**DATA RECORDS**
──────────────────────────────

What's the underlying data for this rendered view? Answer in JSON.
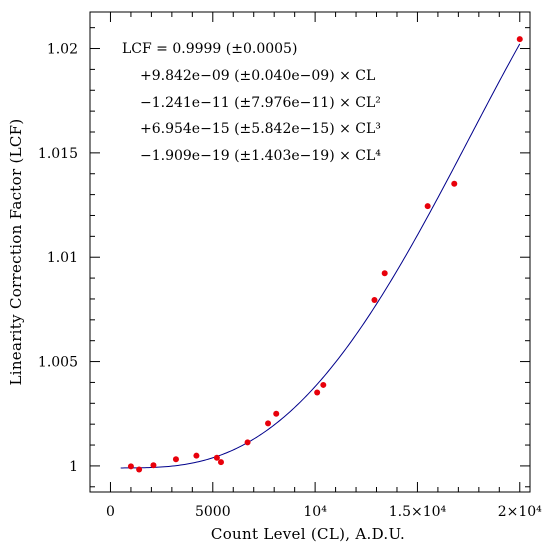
{
  "chart_data": {
    "type": "scatter",
    "title": "",
    "xlabel": "Count Level (CL), A.D.U.",
    "ylabel": "Linearity Correction Factor (LCF)",
    "xlim": [
      -1000,
      20500
    ],
    "ylim": [
      0.99875,
      1.02175
    ],
    "x_ticks": [
      {
        "value": 0,
        "label": "0"
      },
      {
        "value": 5000,
        "label": "5000"
      },
      {
        "value": 10000,
        "label": "10⁴"
      },
      {
        "value": 15000,
        "label": "1.5×10⁴"
      },
      {
        "value": 20000,
        "label": "2×10⁴"
      }
    ],
    "y_ticks": [
      {
        "value": 1.0,
        "label": "1"
      },
      {
        "value": 1.005,
        "label": "1.005"
      },
      {
        "value": 1.01,
        "label": "1.01"
      },
      {
        "value": 1.015,
        "label": "1.015"
      },
      {
        "value": 1.02,
        "label": "1.02"
      }
    ],
    "x_minor_step": 1000,
    "y_minor_step": 0.001,
    "points": {
      "color": "#e8000b",
      "x": [
        1000,
        1400,
        2100,
        3200,
        4200,
        5200,
        5400,
        6700,
        7700,
        8100,
        10100,
        10400,
        12900,
        13400,
        15500,
        16800,
        20000
      ],
      "y": [
        0.99998,
        0.99983,
        1.00003,
        1.00032,
        1.00049,
        1.00039,
        1.00018,
        1.00113,
        1.00204,
        1.0025,
        1.00352,
        1.00388,
        1.00795,
        1.00923,
        1.01245,
        1.01352,
        1.02045
      ]
    },
    "fit": {
      "color": "#00008b",
      "x_range": [
        500,
        20000
      ],
      "coefficients": [
        0.9999,
        9.842e-09,
        -1.241e-11,
        6.954e-15,
        -1.909e-19
      ]
    },
    "annotation": {
      "lines": [
        "LCF = 0.9999 (±0.0005)",
        "+9.842e−09 (±0.040e−09) × CL",
        "−1.241e−11 (±7.976e−11) × CL²",
        "+6.954e−15 (±5.842e−15) × CL³",
        "−1.909e−19 (±1.403e−19) × CL⁴"
      ],
      "placement": "top-left"
    },
    "grid": false
  }
}
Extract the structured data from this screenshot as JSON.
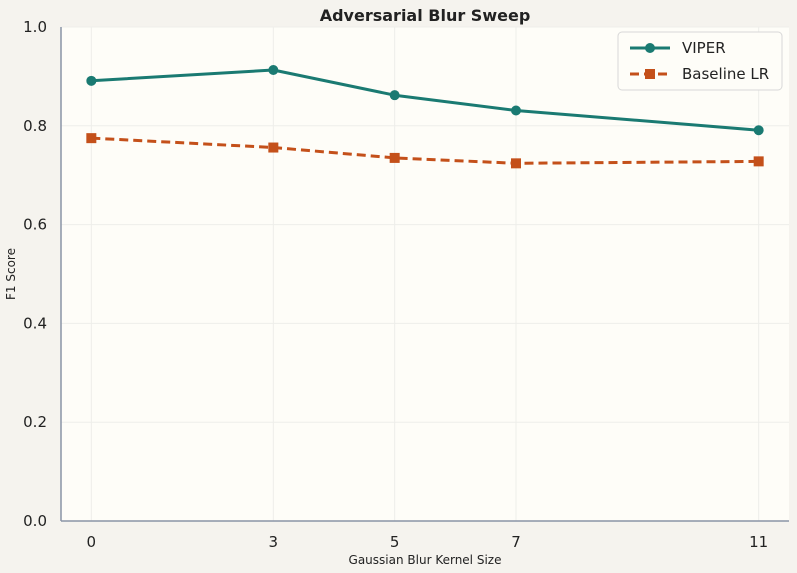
{
  "chart_data": {
    "type": "line",
    "title": "Adversarial Blur Sweep",
    "xlabel": "Gaussian Blur Kernel Size",
    "ylabel": "F1 Score",
    "x": [
      0,
      3,
      5,
      7,
      11
    ],
    "xlim": [
      -0.5,
      11.5
    ],
    "ylim": [
      0,
      1
    ],
    "yticks": [
      "0.0",
      "0.2",
      "0.4",
      "0.6",
      "0.8",
      "1.0"
    ],
    "xticks": [
      "0",
      "3",
      "5",
      "7",
      "11"
    ],
    "grid": true,
    "legend_position": "top-right",
    "series": [
      {
        "name": "VIPER",
        "values": [
          0.891,
          0.913,
          0.862,
          0.831,
          0.791
        ],
        "color": "#1a7a72",
        "marker": "circle",
        "line_style": "solid"
      },
      {
        "name": "Baseline LR",
        "values": [
          0.775,
          0.756,
          0.735,
          0.724,
          0.728
        ],
        "color": "#c4501a",
        "marker": "square",
        "line_style": "dashed"
      }
    ]
  }
}
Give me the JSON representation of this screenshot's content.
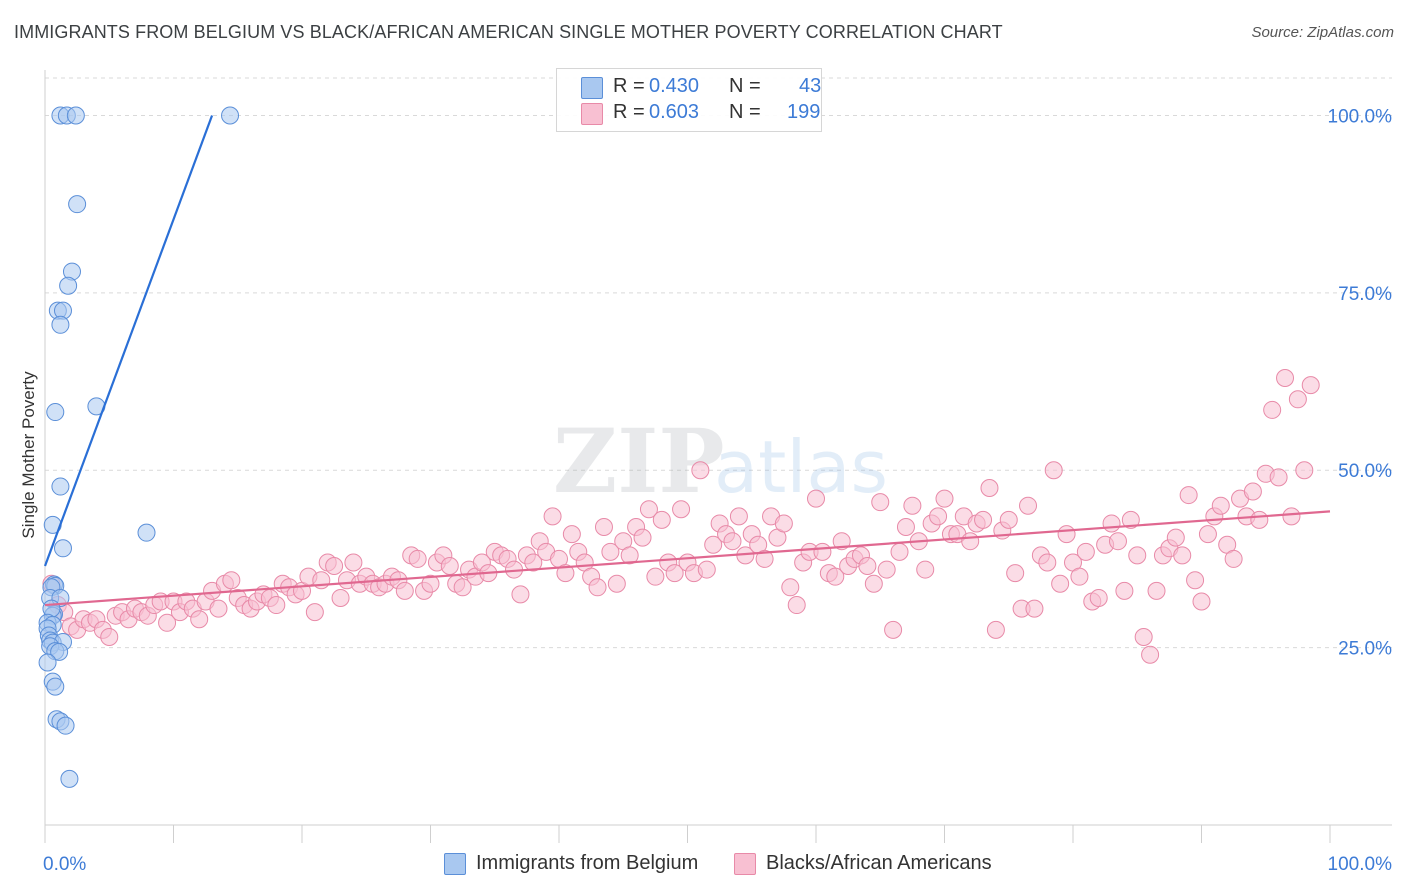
{
  "header": {
    "title": "IMMIGRANTS FROM BELGIUM VS BLACK/AFRICAN AMERICAN SINGLE MOTHER POVERTY CORRELATION CHART",
    "source": "Source: ZipAtlas.com"
  },
  "watermark": {
    "part1": "ZIP",
    "part2": "atlas"
  },
  "legend": {
    "rows": [
      {
        "r_label": "R =",
        "r_value": "0.430",
        "n_label": "N =",
        "n_value": "43",
        "color": "#a9c8f0",
        "border": "#5b8fd8"
      },
      {
        "r_label": "R =",
        "r_value": "0.603",
        "n_label": "N =",
        "n_value": "199",
        "color": "#f8c0d2",
        "border": "#e88aa8"
      }
    ]
  },
  "bottom_legend": {
    "items": [
      {
        "label": "Immigrants from Belgium",
        "color": "#a9c8f0",
        "border": "#5b8fd8"
      },
      {
        "label": "Blacks/African Americans",
        "color": "#f8c0d2",
        "border": "#e88aa8"
      }
    ]
  },
  "chart_data": {
    "type": "scatter",
    "title": "IMMIGRANTS FROM BELGIUM VS BLACK/AFRICAN AMERICAN SINGLE MOTHER POVERTY CORRELATION CHART",
    "xlabel": "",
    "ylabel": "Single Mother Poverty",
    "xlim": [
      0,
      100
    ],
    "ylim": [
      0,
      105
    ],
    "x_tick_labels": [
      "0.0%",
      "100.0%"
    ],
    "y_ticks": [
      25,
      50,
      75,
      100
    ],
    "y_tick_labels": [
      "25.0%",
      "50.0%",
      "75.0%",
      "100.0%"
    ],
    "grid": true,
    "legend_position": "top-center",
    "series": [
      {
        "name": "Immigrants from Belgium",
        "color": "#a9c8f0",
        "line_color": "#2a6fd6",
        "trendline": [
          [
            0.0,
            36.5
          ],
          [
            13.0,
            100.0
          ]
        ],
        "points": [
          [
            1.2,
            100
          ],
          [
            1.7,
            100
          ],
          [
            2.4,
            100
          ],
          [
            14.4,
            100
          ],
          [
            2.5,
            87.5
          ],
          [
            2.1,
            78
          ],
          [
            1.8,
            76
          ],
          [
            1.0,
            72.5
          ],
          [
            1.4,
            72.5
          ],
          [
            1.2,
            70.5
          ],
          [
            4.0,
            59
          ],
          [
            0.8,
            58.2
          ],
          [
            1.2,
            47.7
          ],
          [
            0.6,
            42.3
          ],
          [
            1.4,
            39
          ],
          [
            7.9,
            41.2
          ],
          [
            0.7,
            33.9
          ],
          [
            0.8,
            33.7
          ],
          [
            0.5,
            33.5
          ],
          [
            0.4,
            32.0
          ],
          [
            1.2,
            32.0
          ],
          [
            0.7,
            29.7
          ],
          [
            0.6,
            29.5
          ],
          [
            0.5,
            30.5
          ],
          [
            0.2,
            28.5
          ],
          [
            0.6,
            28.2
          ],
          [
            0.2,
            27.7
          ],
          [
            0.3,
            26.7
          ],
          [
            0.4,
            26.0
          ],
          [
            0.6,
            25.7
          ],
          [
            1.4,
            25.8
          ],
          [
            0.4,
            25.2
          ],
          [
            0.8,
            24.5
          ],
          [
            1.1,
            24.4
          ],
          [
            0.2,
            22.9
          ],
          [
            0.6,
            20.2
          ],
          [
            0.8,
            19.5
          ],
          [
            0.9,
            14.9
          ],
          [
            1.2,
            14.6
          ],
          [
            1.6,
            14.0
          ],
          [
            1.9,
            6.5
          ]
        ]
      },
      {
        "name": "Blacks/African Americans",
        "color": "#f8c0d2",
        "line_color": "#e06890",
        "trendline": [
          [
            0.0,
            31.0
          ],
          [
            100.0,
            44.2
          ]
        ],
        "points": [
          [
            0.5,
            34
          ],
          [
            1.0,
            31
          ],
          [
            1.5,
            30
          ],
          [
            2.0,
            28
          ],
          [
            2.5,
            27.5
          ],
          [
            3.0,
            29
          ],
          [
            3.5,
            28.5
          ],
          [
            4.0,
            29
          ],
          [
            4.5,
            27.5
          ],
          [
            5.0,
            26.5
          ],
          [
            5.5,
            29.5
          ],
          [
            6.0,
            30
          ],
          [
            6.5,
            29
          ],
          [
            7.0,
            30.5
          ],
          [
            7.5,
            30
          ],
          [
            8.0,
            29.5
          ],
          [
            8.5,
            31
          ],
          [
            9.0,
            31.5
          ],
          [
            9.5,
            28.5
          ],
          [
            10.0,
            31.5
          ],
          [
            10.5,
            30
          ],
          [
            11.0,
            31.5
          ],
          [
            11.5,
            30.5
          ],
          [
            12.0,
            29
          ],
          [
            12.5,
            31.5
          ],
          [
            13.0,
            33
          ],
          [
            13.5,
            30.5
          ],
          [
            14.0,
            34
          ],
          [
            14.5,
            34.5
          ],
          [
            15.0,
            32
          ],
          [
            15.5,
            31
          ],
          [
            16.0,
            30.5
          ],
          [
            16.5,
            31.5
          ],
          [
            17.0,
            32.5
          ],
          [
            17.5,
            32
          ],
          [
            18.0,
            31
          ],
          [
            18.5,
            34
          ],
          [
            19.0,
            33.5
          ],
          [
            19.5,
            32.5
          ],
          [
            20.0,
            33
          ],
          [
            20.5,
            35
          ],
          [
            21.0,
            30
          ],
          [
            21.5,
            34.5
          ],
          [
            22.0,
            37
          ],
          [
            22.5,
            36.5
          ],
          [
            23.0,
            32
          ],
          [
            23.5,
            34.5
          ],
          [
            24.0,
            37
          ],
          [
            24.5,
            34
          ],
          [
            25.0,
            35
          ],
          [
            25.5,
            34
          ],
          [
            26.0,
            33.5
          ],
          [
            26.5,
            34
          ],
          [
            27.0,
            35
          ],
          [
            27.5,
            34.5
          ],
          [
            28.0,
            33
          ],
          [
            28.5,
            38
          ],
          [
            29.0,
            37.5
          ],
          [
            29.5,
            33
          ],
          [
            30.0,
            34
          ],
          [
            30.5,
            37
          ],
          [
            31.0,
            38
          ],
          [
            31.5,
            36.5
          ],
          [
            32.0,
            34
          ],
          [
            32.5,
            33.5
          ],
          [
            33.0,
            36
          ],
          [
            33.5,
            35
          ],
          [
            34.0,
            37
          ],
          [
            34.5,
            35.5
          ],
          [
            35.0,
            38.5
          ],
          [
            35.5,
            38
          ],
          [
            36.0,
            37.5
          ],
          [
            36.5,
            36
          ],
          [
            37.0,
            32.5
          ],
          [
            37.5,
            38
          ],
          [
            38.0,
            37
          ],
          [
            38.5,
            40
          ],
          [
            39.0,
            38.5
          ],
          [
            39.5,
            43.5
          ],
          [
            40.0,
            37.5
          ],
          [
            40.5,
            35.5
          ],
          [
            41.0,
            41
          ],
          [
            41.5,
            38.5
          ],
          [
            42.0,
            37
          ],
          [
            42.5,
            35
          ],
          [
            43.0,
            33.5
          ],
          [
            43.5,
            42
          ],
          [
            44.0,
            38.5
          ],
          [
            44.5,
            34
          ],
          [
            45.0,
            40
          ],
          [
            45.5,
            38
          ],
          [
            46.0,
            42
          ],
          [
            46.5,
            40.5
          ],
          [
            47.0,
            44.5
          ],
          [
            47.5,
            35
          ],
          [
            48.0,
            43
          ],
          [
            48.5,
            37
          ],
          [
            49.0,
            35.5
          ],
          [
            49.5,
            44.5
          ],
          [
            50.0,
            37
          ],
          [
            50.5,
            35.5
          ],
          [
            51.0,
            50
          ],
          [
            51.5,
            36
          ],
          [
            52.0,
            39.5
          ],
          [
            52.5,
            42.5
          ],
          [
            53.0,
            41
          ],
          [
            53.5,
            40
          ],
          [
            54.0,
            43.5
          ],
          [
            54.5,
            38
          ],
          [
            55.0,
            41
          ],
          [
            55.5,
            39.5
          ],
          [
            56.0,
            37.5
          ],
          [
            56.5,
            43.5
          ],
          [
            57.0,
            40.5
          ],
          [
            57.5,
            42.5
          ],
          [
            58.0,
            33.5
          ],
          [
            58.5,
            31
          ],
          [
            59.0,
            37
          ],
          [
            59.5,
            38.5
          ],
          [
            60.0,
            46
          ],
          [
            60.5,
            38.5
          ],
          [
            61.0,
            35.5
          ],
          [
            61.5,
            35
          ],
          [
            62.0,
            40
          ],
          [
            62.5,
            36.5
          ],
          [
            63.0,
            37.5
          ],
          [
            63.5,
            38
          ],
          [
            64.0,
            36.5
          ],
          [
            64.5,
            34
          ],
          [
            65.0,
            45.5
          ],
          [
            65.5,
            36
          ],
          [
            66.0,
            27.5
          ],
          [
            66.5,
            38.5
          ],
          [
            67.0,
            42
          ],
          [
            67.5,
            45
          ],
          [
            68.0,
            40
          ],
          [
            68.5,
            36
          ],
          [
            69.0,
            42.5
          ],
          [
            69.5,
            43.5
          ],
          [
            70.0,
            46
          ],
          [
            70.5,
            41
          ],
          [
            71.0,
            41
          ],
          [
            71.5,
            43.5
          ],
          [
            72.0,
            40
          ],
          [
            72.5,
            42.5
          ],
          [
            73.0,
            43
          ],
          [
            73.5,
            47.5
          ],
          [
            74.0,
            27.5
          ],
          [
            74.5,
            41.5
          ],
          [
            75.0,
            43
          ],
          [
            75.5,
            35.5
          ],
          [
            76.0,
            30.5
          ],
          [
            76.5,
            45
          ],
          [
            77.0,
            30.5
          ],
          [
            77.5,
            38
          ],
          [
            78.0,
            37
          ],
          [
            78.5,
            50
          ],
          [
            79.0,
            34
          ],
          [
            79.5,
            41
          ],
          [
            80.0,
            37
          ],
          [
            80.5,
            35
          ],
          [
            81.0,
            38.5
          ],
          [
            81.5,
            31.5
          ],
          [
            82.0,
            32
          ],
          [
            82.5,
            39.5
          ],
          [
            83.0,
            42.5
          ],
          [
            83.5,
            40
          ],
          [
            84.0,
            33
          ],
          [
            84.5,
            43
          ],
          [
            85.0,
            38
          ],
          [
            85.5,
            26.5
          ],
          [
            86.0,
            24
          ],
          [
            86.5,
            33
          ],
          [
            87.0,
            38
          ],
          [
            87.5,
            39
          ],
          [
            88.0,
            40.5
          ],
          [
            88.5,
            38
          ],
          [
            89.0,
            46.5
          ],
          [
            89.5,
            34.5
          ],
          [
            90.0,
            31.5
          ],
          [
            90.5,
            41
          ],
          [
            91.0,
            43.5
          ],
          [
            91.5,
            45
          ],
          [
            92.0,
            39.5
          ],
          [
            92.5,
            37.5
          ],
          [
            93.0,
            46
          ],
          [
            93.5,
            43.5
          ],
          [
            94.0,
            47
          ],
          [
            94.5,
            43
          ],
          [
            95.0,
            49.5
          ],
          [
            95.5,
            58.5
          ],
          [
            96.0,
            49
          ],
          [
            96.5,
            63
          ],
          [
            97.0,
            43.5
          ],
          [
            97.5,
            60
          ],
          [
            98.0,
            50
          ],
          [
            98.5,
            62
          ]
        ]
      }
    ]
  }
}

──────────────────────────────

**THE EXERCISE**
How many lines in these records hold the string "Americans"? Reply with the number alone.

**RESPONSE FOR THIS EXERCISE**
2